(Data listing)
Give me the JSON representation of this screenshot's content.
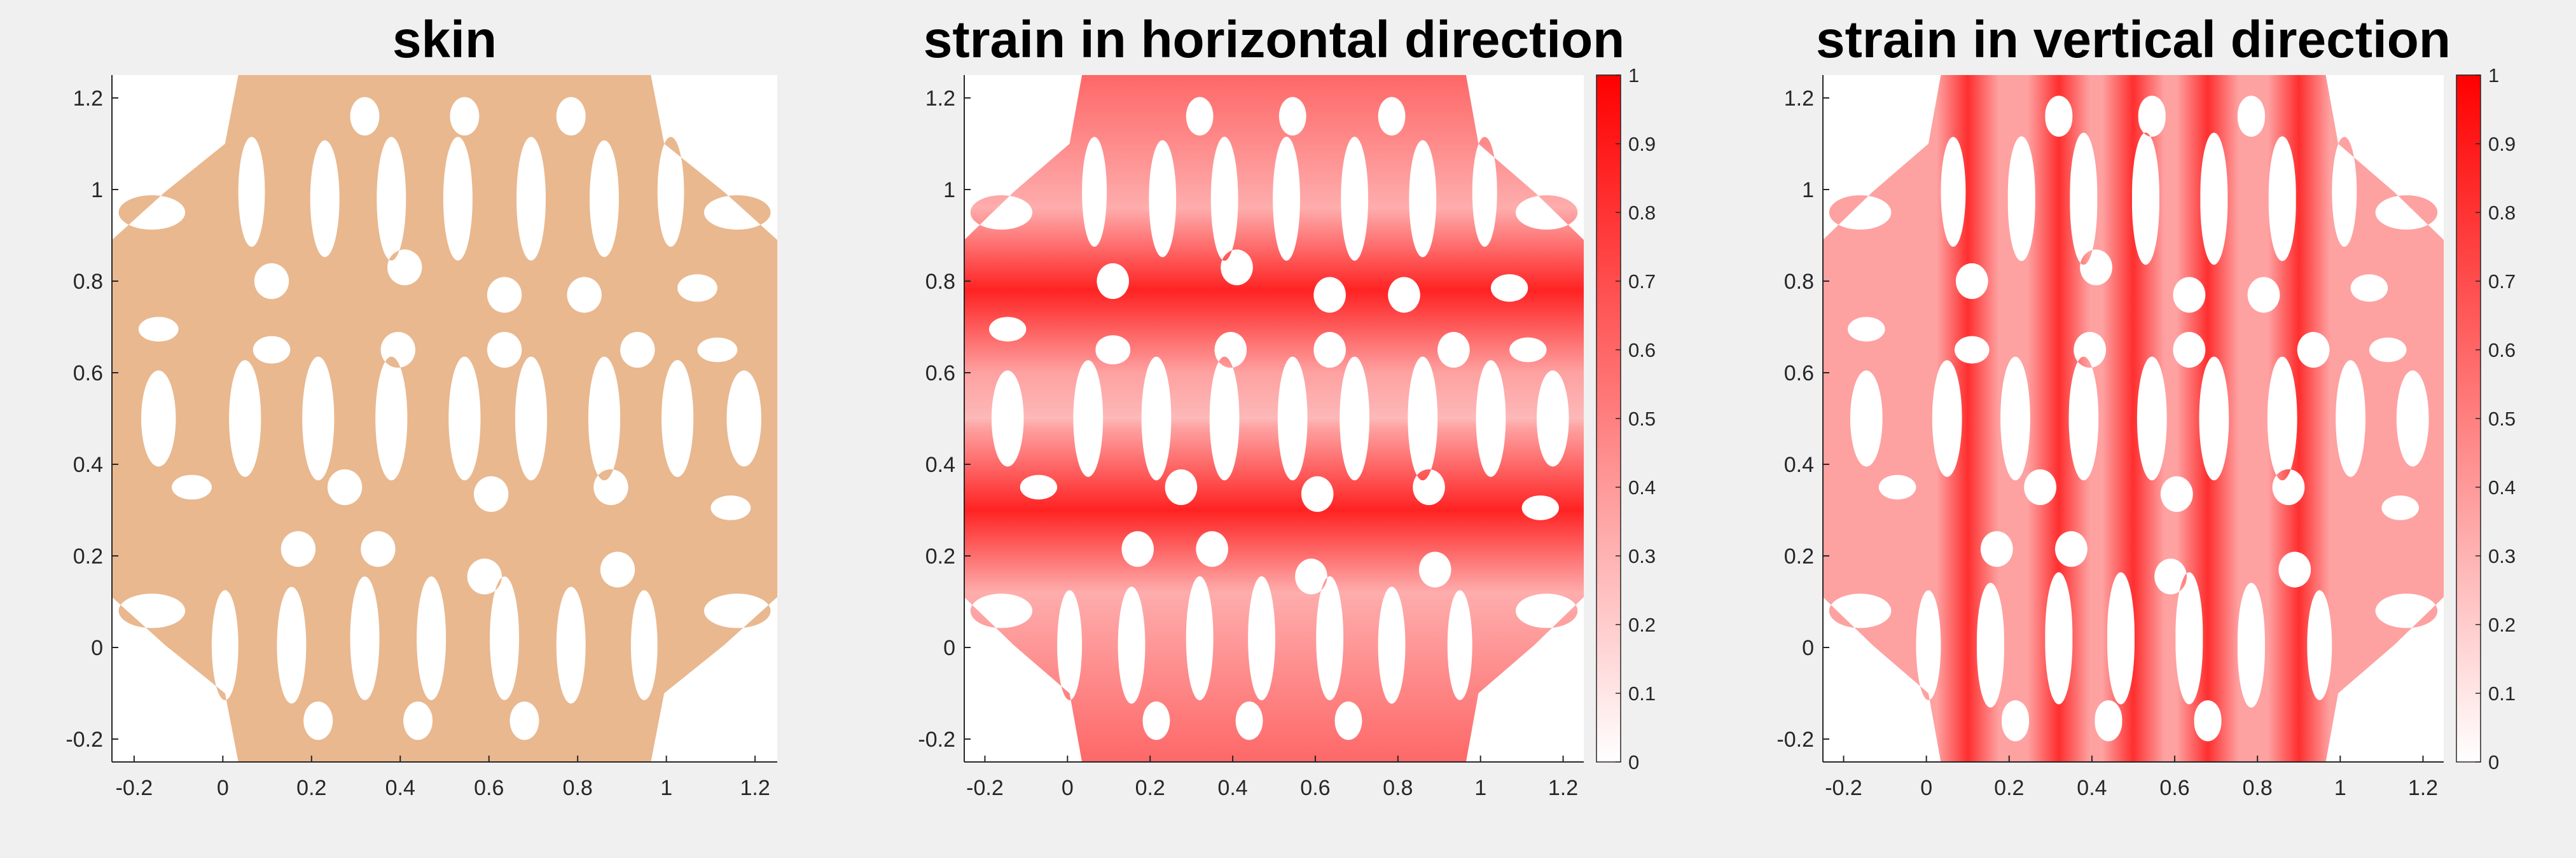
{
  "chart_data": [
    {
      "type": "heatmap",
      "title": "skin",
      "xlabel": "",
      "ylabel": "",
      "xlim": [
        -0.25,
        1.25
      ],
      "ylim": [
        -0.25,
        1.25
      ],
      "xticks": [
        -0.2,
        0,
        0.2,
        0.4,
        0.6,
        0.8,
        1,
        1.2
      ],
      "yticks": [
        -0.2,
        0,
        0.2,
        0.4,
        0.6,
        0.8,
        1,
        1.2
      ],
      "fill_color": "#e9b88f",
      "colorbar": false
    },
    {
      "type": "heatmap",
      "title": "strain in horizontal direction",
      "xlabel": "",
      "ylabel": "",
      "xlim": [
        -0.25,
        1.25
      ],
      "ylim": [
        -0.25,
        1.25
      ],
      "xticks": [
        -0.2,
        0,
        0.2,
        0.4,
        0.6,
        0.8,
        1,
        1.2
      ],
      "yticks": [
        -0.2,
        0,
        0.2,
        0.4,
        0.6,
        0.8,
        1,
        1.2
      ],
      "colormap": [
        "#ffffff",
        "#ff0000"
      ],
      "colorbar": true,
      "clim": [
        0,
        1
      ],
      "colorbar_ticks": [
        0,
        0.1,
        0.2,
        0.3,
        0.4,
        0.5,
        0.6,
        0.7,
        0.8,
        0.9,
        1
      ],
      "high_strain_bands_y": [
        0.78,
        0.3
      ],
      "high_strain_orientation": "horizontal"
    },
    {
      "type": "heatmap",
      "title": "strain in vertical direction",
      "xlabel": "",
      "ylabel": "",
      "xlim": [
        -0.25,
        1.25
      ],
      "ylim": [
        -0.25,
        1.25
      ],
      "xticks": [
        -0.2,
        0,
        0.2,
        0.4,
        0.6,
        0.8,
        1,
        1.2
      ],
      "yticks": [
        -0.2,
        0,
        0.2,
        0.4,
        0.6,
        0.8,
        1,
        1.2
      ],
      "colormap": [
        "#ffffff",
        "#ff0000"
      ],
      "colorbar": true,
      "clim": [
        0,
        1
      ],
      "colorbar_ticks": [
        0,
        0.1,
        0.2,
        0.3,
        0.4,
        0.5,
        0.6,
        0.7,
        0.8,
        0.9,
        1
      ],
      "high_strain_bands_x": [
        0.1,
        0.32,
        0.5,
        0.68,
        0.9
      ],
      "high_strain_orientation": "vertical"
    }
  ]
}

> **Written request**
Copy every line of the records above that contains "direction".

> **Answer**
      "title": "strain in horizontal direction",
      "title": "strain in vertical direction",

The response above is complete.